### Given task
Below are some entries; can you quote all of them exactly?

━━━ Records provided

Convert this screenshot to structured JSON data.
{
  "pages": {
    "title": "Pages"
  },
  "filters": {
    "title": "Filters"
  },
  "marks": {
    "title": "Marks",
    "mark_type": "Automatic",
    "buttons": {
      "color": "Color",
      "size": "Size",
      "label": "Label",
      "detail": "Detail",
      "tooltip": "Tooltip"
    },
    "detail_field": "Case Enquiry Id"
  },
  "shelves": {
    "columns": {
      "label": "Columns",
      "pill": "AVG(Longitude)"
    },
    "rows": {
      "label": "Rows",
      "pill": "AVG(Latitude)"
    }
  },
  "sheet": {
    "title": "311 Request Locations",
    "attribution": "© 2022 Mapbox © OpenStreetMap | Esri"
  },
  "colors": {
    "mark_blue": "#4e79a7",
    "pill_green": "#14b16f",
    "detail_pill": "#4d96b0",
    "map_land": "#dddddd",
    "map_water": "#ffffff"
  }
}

━━━━━━

### In response
Convert this screenshot to structured JSON data.
{
  "pages": {
    "title": "Pages"
  },
  "filters": {
    "title": "Filters"
  },
  "marks": {
    "title": "Marks",
    "mark_type": "Automatic",
    "buttons": {
      "color": "Color",
      "size": "Size",
      "label": "Label",
      "detail": "Detail",
      "tooltip": "Tooltip"
    },
    "detail_field": "Case Enquiry Id"
  },
  "shelves": {
    "columns": {
      "label": "Columns",
      "pill": "AVG(Longitude)"
    },
    "rows": {
      "label": "Rows",
      "pill": "AVG(Latitude)"
    }
  },
  "sheet": {
    "title": "311 Request Locations",
    "attribution": "© 2022 Mapbox © OpenStreetMap | Esri"
  },
  "colors": {
    "mark_blue": "#4e79a7",
    "pill_green": "#14b16f",
    "detail_pill": "#4d96b0",
    "map_land": "#dddddd",
    "map_water": "#ffffff"
  }
}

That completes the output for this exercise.